What to do –
List each line of the data that holds the word "πρόταση".

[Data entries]

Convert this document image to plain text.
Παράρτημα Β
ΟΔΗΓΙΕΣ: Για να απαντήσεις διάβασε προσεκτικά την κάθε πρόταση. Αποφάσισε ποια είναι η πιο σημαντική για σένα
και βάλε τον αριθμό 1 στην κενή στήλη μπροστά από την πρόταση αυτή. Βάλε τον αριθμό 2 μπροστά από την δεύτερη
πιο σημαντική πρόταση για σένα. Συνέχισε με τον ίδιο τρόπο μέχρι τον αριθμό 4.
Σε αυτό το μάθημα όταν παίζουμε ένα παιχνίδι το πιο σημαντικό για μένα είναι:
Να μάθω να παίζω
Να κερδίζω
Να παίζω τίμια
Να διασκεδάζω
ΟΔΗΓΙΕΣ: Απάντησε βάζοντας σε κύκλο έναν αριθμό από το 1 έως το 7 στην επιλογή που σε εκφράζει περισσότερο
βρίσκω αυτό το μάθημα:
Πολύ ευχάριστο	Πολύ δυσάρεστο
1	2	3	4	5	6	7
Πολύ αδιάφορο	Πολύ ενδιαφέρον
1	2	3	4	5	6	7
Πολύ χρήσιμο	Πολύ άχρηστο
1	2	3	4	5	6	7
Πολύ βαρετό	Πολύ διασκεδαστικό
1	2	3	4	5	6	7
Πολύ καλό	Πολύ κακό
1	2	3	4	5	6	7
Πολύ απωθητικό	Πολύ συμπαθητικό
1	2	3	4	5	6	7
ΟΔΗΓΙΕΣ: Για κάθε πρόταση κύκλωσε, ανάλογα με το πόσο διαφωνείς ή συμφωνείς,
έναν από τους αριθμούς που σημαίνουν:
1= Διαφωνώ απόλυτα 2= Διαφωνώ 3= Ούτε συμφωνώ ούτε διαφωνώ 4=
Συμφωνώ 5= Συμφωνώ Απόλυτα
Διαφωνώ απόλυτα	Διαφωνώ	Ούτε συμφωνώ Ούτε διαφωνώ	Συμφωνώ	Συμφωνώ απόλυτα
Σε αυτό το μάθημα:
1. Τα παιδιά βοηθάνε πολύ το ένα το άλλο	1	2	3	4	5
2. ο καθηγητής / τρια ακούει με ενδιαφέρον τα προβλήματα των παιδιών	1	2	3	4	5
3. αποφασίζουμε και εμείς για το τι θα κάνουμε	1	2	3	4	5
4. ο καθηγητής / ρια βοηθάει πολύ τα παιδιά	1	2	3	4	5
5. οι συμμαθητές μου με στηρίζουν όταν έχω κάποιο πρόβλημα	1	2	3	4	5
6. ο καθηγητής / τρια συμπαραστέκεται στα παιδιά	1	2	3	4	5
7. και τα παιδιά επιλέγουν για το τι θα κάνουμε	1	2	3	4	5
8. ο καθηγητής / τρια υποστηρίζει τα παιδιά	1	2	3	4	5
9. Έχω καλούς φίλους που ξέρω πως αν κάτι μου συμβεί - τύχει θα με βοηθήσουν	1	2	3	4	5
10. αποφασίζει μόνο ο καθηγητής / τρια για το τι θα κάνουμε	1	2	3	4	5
==
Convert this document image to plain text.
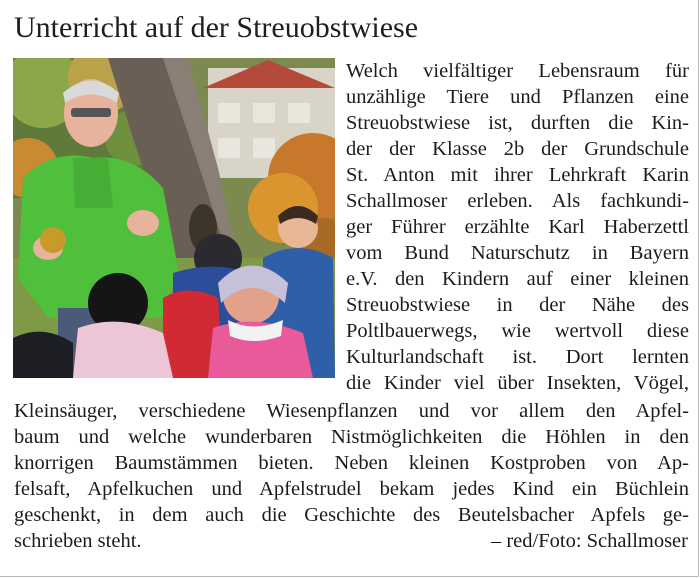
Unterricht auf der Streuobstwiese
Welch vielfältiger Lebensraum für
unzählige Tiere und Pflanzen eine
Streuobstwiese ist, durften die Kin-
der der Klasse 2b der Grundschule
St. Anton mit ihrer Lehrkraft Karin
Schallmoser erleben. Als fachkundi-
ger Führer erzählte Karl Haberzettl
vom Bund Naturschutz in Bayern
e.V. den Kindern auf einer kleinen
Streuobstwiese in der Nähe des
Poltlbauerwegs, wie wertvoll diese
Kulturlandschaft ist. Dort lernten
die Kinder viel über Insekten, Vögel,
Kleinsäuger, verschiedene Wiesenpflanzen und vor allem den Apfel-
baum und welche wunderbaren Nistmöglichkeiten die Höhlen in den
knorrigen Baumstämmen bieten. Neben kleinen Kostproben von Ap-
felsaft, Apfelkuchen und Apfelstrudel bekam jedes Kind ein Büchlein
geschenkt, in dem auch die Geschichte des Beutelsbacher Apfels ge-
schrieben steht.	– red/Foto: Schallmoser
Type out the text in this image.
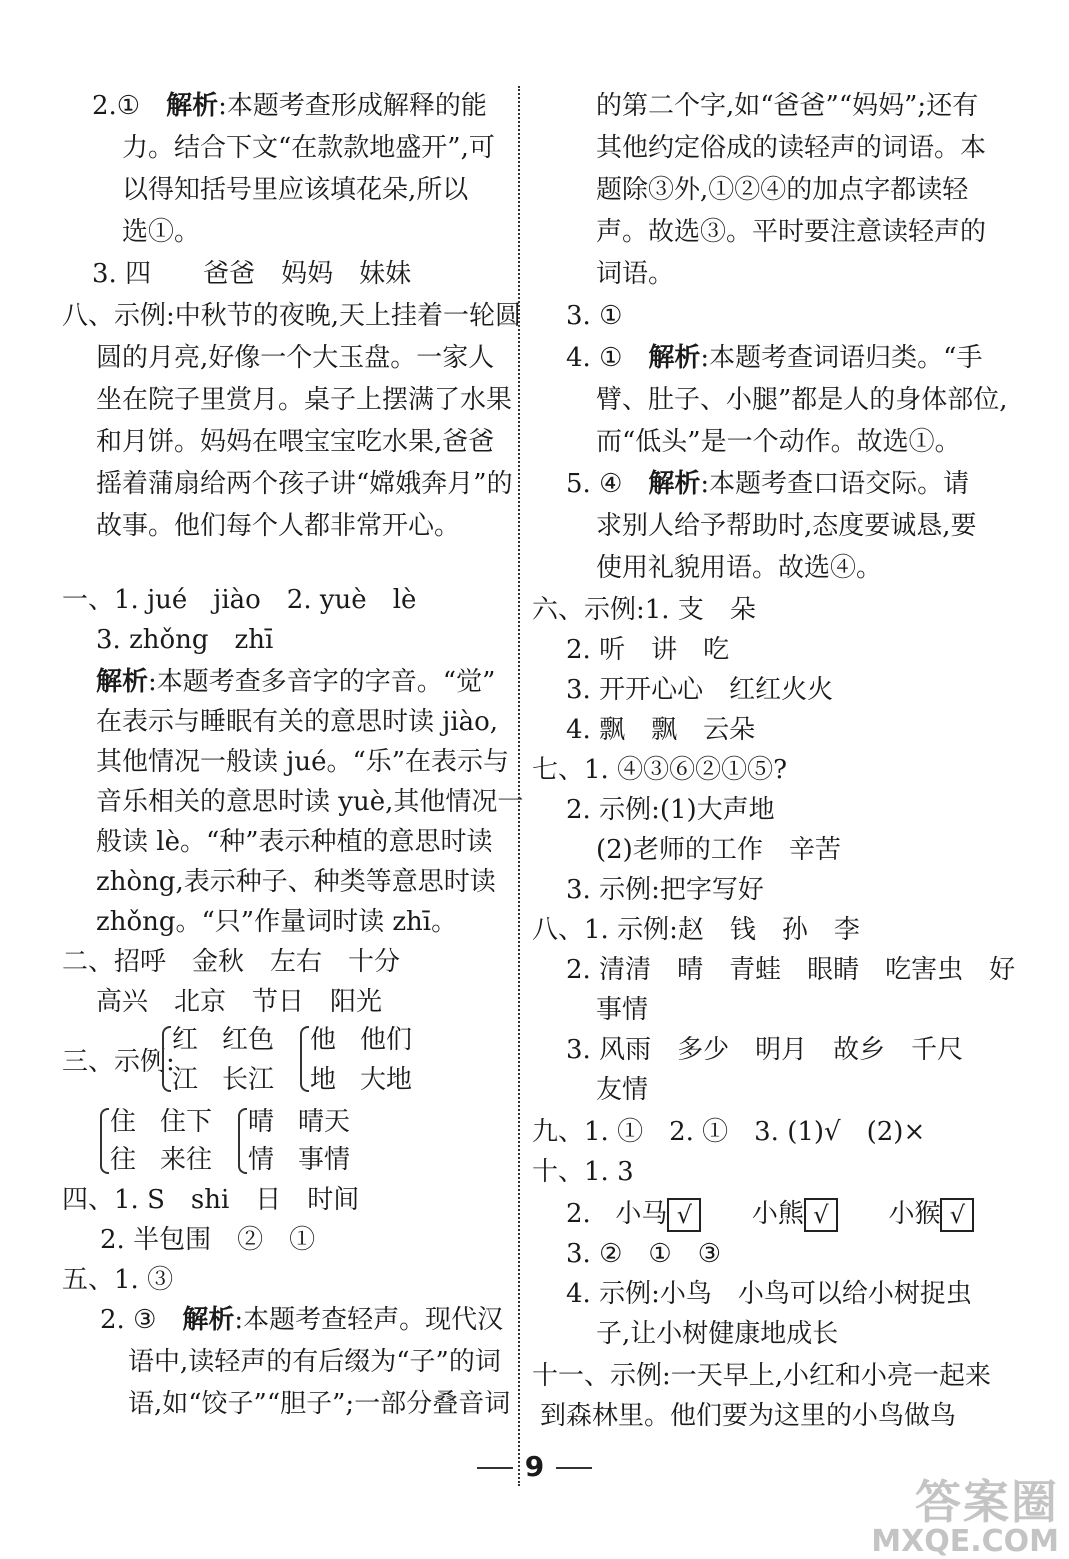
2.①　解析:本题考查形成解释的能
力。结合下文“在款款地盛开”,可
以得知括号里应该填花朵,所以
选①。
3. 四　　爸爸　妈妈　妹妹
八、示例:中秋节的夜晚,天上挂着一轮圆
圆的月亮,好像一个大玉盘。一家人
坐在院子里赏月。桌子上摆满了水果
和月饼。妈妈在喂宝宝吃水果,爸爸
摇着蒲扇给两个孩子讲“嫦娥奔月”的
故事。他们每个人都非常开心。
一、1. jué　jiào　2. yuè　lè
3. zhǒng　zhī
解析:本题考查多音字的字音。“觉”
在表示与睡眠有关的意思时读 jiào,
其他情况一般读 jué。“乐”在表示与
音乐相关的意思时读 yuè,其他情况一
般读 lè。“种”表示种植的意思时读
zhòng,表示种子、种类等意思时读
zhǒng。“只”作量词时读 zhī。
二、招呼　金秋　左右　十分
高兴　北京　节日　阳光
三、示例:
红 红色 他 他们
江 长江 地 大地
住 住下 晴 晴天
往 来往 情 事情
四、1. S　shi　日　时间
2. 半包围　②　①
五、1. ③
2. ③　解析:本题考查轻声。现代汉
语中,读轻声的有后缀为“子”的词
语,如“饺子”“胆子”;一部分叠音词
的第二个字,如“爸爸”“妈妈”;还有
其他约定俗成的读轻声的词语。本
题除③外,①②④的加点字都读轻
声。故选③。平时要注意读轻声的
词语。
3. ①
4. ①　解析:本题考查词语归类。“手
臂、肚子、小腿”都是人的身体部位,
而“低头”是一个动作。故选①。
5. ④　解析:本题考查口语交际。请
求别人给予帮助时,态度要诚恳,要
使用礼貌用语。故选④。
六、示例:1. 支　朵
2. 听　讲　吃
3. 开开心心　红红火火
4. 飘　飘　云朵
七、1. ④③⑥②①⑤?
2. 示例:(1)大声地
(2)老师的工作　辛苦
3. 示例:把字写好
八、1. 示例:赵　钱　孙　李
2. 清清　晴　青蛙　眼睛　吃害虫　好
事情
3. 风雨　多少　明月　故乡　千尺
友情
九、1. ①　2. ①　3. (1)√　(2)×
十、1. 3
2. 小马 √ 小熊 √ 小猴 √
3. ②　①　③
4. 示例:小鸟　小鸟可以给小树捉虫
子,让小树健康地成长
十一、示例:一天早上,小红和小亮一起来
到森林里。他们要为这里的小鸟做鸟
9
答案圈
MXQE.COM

Solution –
ΟΔΗΓΙΕΣ: Για να απαντήσεις διάβασε προσεκτικά την κάθε πρόταση. Αποφάσισε ποια είναι η πιο σημαντική για σένα
και βάλε τον αριθμό 1 στην κενή στήλη μπροστά από την πρόταση αυτή. Βάλε τον αριθμό 2 μπροστά από την δεύτερη
πιο σημαντική πρόταση για σένα. Συνέχισε με τον ίδιο τρόπο μέχρι τον αριθμό 4.
ΟΔΗΓΙΕΣ: Για κάθε πρόταση κύκλωσε, ανάλογα με το πόσο διαφωνείς ή συμφωνείς,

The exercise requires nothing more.